[start of Extracted material]

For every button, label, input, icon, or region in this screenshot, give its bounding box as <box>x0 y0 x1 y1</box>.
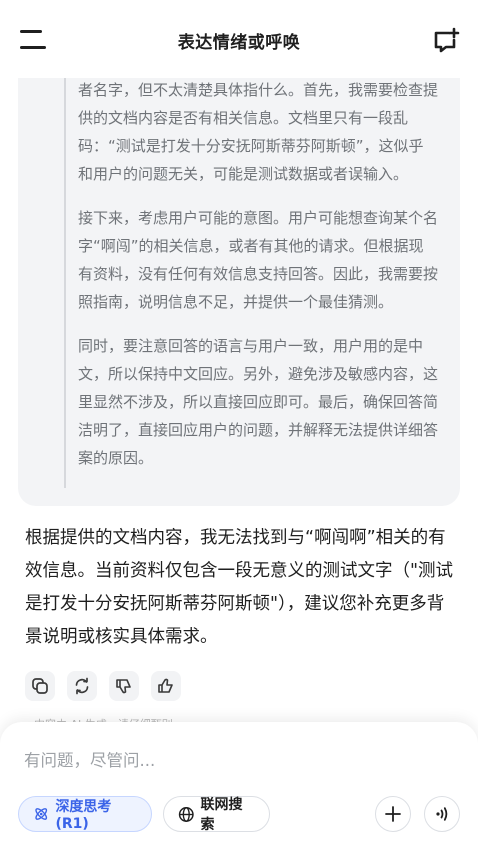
globe-icon <box>178 806 194 822</box>
web-search-label: 联网搜索 <box>200 797 243 833</box>
composer: 深度思考(R1) 联网搜索 <box>0 722 478 850</box>
thinking-content: 者名字，但不太清楚具体指什么。首先，我需要检查提供的文档内容是否有相关信息。文档… <box>64 60 438 488</box>
regenerate-button[interactable] <box>67 671 97 701</box>
deep-think-button[interactable]: 深度思考(R1) <box>18 796 152 832</box>
web-search-button[interactable]: 联网搜索 <box>163 796 270 833</box>
deep-think-label: 深度思考(R1) <box>55 799 112 832</box>
new-chat-icon <box>434 27 460 53</box>
chat-input[interactable] <box>24 746 444 774</box>
attach-button[interactable] <box>375 796 411 832</box>
thinking-panel: 者名字，但不太清楚具体指什么。首先，我需要检查提供的文档内容是否有相关信息。文档… <box>18 60 460 506</box>
thinking-paragraph: 者名字，但不太清楚具体指什么。首先，我需要检查提供的文档内容是否有相关信息。文档… <box>78 81 439 183</box>
copy-button[interactable] <box>25 671 55 701</box>
atom-icon <box>35 808 48 820</box>
thinking-paragraph: 接下来，考虑用户可能的意图。用户可能想查询某个名字“啊闯”的相关信息，或者有其他… <box>78 209 439 311</box>
page-title: 表达情绪或呼唤 <box>177 33 301 53</box>
thinking-paragraph: 同时，要注意回答的语言与用户一致，用户用的是中文，所以保持中文回应。另外，避免涉… <box>78 337 439 467</box>
voice-wave-icon <box>436 807 448 821</box>
chat-screen: 表达情绪或呼唤 者名字，但不太清楚具体指什么。首先，我需要检查提供的文档内容是否… <box>0 0 478 850</box>
assistant-answer: 根据提供的文档内容，我无法找到与“啊闯啊”相关的有效信息。当前资料仅包含一段无意… <box>25 528 454 647</box>
voice-button[interactable] <box>424 796 460 832</box>
regenerate-icon <box>75 677 89 695</box>
thumbs-down-icon <box>116 679 131 694</box>
like-button[interactable] <box>151 671 181 701</box>
header: 表达情绪或呼唤 <box>0 0 478 78</box>
plus-icon <box>385 806 401 822</box>
dislike-button[interactable] <box>109 671 139 701</box>
new-chat-button[interactable] <box>432 26 460 54</box>
thumbs-up-icon <box>158 678 173 693</box>
copy-icon <box>32 678 48 694</box>
message-actions <box>25 671 181 701</box>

[end of Extracted material]

## Stated goal
Turn each line of the rows above into one string in a JSON list. Skip blank lines and omit the picture.

## Response to this task
[
  "For every button, label, input, icon, or region in this screenshot, give its bounding box as <box>x0 y0 x1 y1</box>.",
  "globe-icon <box>178 806 194 822</box>",
  "web-search-label: 联网搜索 <box>200 797 243 833</box>",
  "composer: 深度思考(R1) 联网搜索 <box>0 722 478 850</box>",
  "thinking-content: 者名字，但不太清楚具体指什么。首先，我需要检查提供的文档内容是否有相关信息。文档… <box>64 60 438 488</box>",
  "regenerate-button[interactable] <box>67 671 97 701</box>",
  "deep-think-button[interactable]: 深度思考(R1) <box>18 796 152 832</box>",
  "web-search-button[interactable]: 联网搜索 <box>163 796 270 833</box>",
  "deep-think-label: 深度思考(R1) <box>55 799 112 832</box>",
  "new-chat-icon <box>434 27 460 53</box>",
  "chat-input[interactable] <box>24 746 444 774</box>",
  "attach-button[interactable] <box>375 796 411 832</box>",
  "thinking-panel: 者名字，但不太清楚具体指什么。首先，我需要检查提供的文档内容是否有相关信息。文档… <box>18 60 460 506</box>",
  "thinking-paragraph: 者名字，但不太清楚具体指什么。首先，我需要检查提供的文档内容是否有相关信息。文档… <box>78 81 439 183</box>",
  "copy-button[interactable] <box>25 671 55 701</box>",
  "atom-icon <box>35 808 48 820</box>",
  "thinking-paragraph: 接下来，考虑用户可能的意图。用户可能想查询某个名字“啊闯”的相关信息，或者有其他… <box>78 209 439 311</box>",
  "page-title: 表达情绪或呼唤 <box>177 33 301 53</box>",
  "thinking-paragraph: 同时，要注意回答的语言与用户一致，用户用的是中文，所以保持中文回应。另外，避免涉… <box>78 337 439 467</box>",
  "voice-wave-icon <box>436 807 448 821</box>",
  "chat-screen: 表达情绪或呼唤 者名字，但不太清楚具体指什么。首先，我需要检查提供的文档内容是否… <box>0 0 478 850</box>",
  "assistant-answer: 根据提供的文档内容，我无法找到与“啊闯啊”相关的有效信息。当前资料仅包含一段无意… <box>25 528 454 647</box>",
  "voice-button[interactable] <box>424 796 460 832</box>",
  "regenerate-icon <box>75 677 89 695</box>",
  "thumbs-down-icon <box>116 679 131 694</box>",
  "like-button[interactable] <box>151 671 181 701</box>",
  "header: 表达情绪或呼唤 <box>0 0 478 78</box>",
  "plus-icon <box>385 806 401 822</box>",
  "dislike-button[interactable] <box>109 671 139 701</box>",
  "new-chat-button[interactable] <box>432 26 460 54</box>",
  "thumbs-up-icon <box>158 678 173 693</box>",
  "copy-icon <box>32 678 48 694</box>",
  "message-actions <box>25 671 181 701</box>"
]